── SUPPLIED MATERIAL ──

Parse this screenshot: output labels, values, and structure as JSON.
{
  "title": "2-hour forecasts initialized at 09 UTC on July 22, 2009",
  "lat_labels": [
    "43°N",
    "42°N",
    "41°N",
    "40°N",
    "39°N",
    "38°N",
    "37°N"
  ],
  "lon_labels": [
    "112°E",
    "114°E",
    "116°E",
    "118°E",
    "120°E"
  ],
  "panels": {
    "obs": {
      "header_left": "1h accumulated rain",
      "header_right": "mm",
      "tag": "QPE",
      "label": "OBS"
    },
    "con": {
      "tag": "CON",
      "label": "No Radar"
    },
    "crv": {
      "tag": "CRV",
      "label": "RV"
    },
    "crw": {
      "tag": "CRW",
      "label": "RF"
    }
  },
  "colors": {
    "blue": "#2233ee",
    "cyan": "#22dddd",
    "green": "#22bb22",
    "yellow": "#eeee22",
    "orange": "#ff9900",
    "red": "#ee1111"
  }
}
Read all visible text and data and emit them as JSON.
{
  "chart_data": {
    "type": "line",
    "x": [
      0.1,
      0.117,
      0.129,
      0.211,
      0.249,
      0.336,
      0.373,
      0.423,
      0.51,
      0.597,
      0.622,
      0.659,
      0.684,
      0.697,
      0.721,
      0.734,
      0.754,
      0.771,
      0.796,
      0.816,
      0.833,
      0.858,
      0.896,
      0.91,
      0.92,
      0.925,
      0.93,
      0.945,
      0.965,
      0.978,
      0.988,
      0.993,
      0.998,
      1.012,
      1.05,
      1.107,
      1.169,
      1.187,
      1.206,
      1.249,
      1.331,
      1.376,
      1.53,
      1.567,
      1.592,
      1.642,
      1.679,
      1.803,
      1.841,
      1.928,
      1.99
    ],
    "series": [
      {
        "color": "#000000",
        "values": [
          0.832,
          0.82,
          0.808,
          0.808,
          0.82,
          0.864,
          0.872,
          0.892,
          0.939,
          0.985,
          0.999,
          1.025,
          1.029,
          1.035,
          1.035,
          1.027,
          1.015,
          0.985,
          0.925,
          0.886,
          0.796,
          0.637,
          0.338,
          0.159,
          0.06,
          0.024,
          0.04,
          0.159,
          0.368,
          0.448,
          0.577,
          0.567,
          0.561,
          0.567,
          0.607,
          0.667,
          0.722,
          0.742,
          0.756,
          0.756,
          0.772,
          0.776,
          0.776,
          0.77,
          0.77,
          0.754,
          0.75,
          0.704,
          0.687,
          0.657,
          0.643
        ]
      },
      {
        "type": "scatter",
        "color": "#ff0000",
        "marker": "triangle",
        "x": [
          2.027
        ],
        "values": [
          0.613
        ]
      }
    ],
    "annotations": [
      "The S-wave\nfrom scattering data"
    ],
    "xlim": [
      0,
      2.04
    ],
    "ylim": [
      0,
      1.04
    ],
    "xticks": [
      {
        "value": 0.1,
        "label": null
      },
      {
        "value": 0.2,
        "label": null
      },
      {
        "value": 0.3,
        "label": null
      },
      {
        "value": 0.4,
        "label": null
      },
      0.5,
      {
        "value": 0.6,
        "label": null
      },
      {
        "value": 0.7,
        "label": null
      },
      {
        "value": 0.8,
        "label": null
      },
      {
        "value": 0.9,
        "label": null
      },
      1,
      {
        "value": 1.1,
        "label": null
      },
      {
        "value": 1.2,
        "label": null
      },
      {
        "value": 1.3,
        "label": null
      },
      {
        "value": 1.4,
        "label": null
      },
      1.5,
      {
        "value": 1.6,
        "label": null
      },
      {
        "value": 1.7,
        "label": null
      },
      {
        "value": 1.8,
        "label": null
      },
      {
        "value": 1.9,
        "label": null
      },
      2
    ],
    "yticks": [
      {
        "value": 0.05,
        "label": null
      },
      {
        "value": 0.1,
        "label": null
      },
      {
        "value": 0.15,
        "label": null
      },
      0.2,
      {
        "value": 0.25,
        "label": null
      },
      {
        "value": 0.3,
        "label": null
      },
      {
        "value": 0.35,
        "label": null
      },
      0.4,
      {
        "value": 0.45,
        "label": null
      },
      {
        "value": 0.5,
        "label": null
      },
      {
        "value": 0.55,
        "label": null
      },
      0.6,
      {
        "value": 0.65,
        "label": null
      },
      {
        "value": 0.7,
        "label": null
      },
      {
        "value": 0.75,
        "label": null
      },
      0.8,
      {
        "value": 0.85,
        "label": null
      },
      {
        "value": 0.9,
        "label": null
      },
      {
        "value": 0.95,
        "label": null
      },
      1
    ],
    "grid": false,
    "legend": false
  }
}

───

» EXERCISE
In the listing, how many lines hold "JSON"? Answer with a bare number.

» SOLUTION
2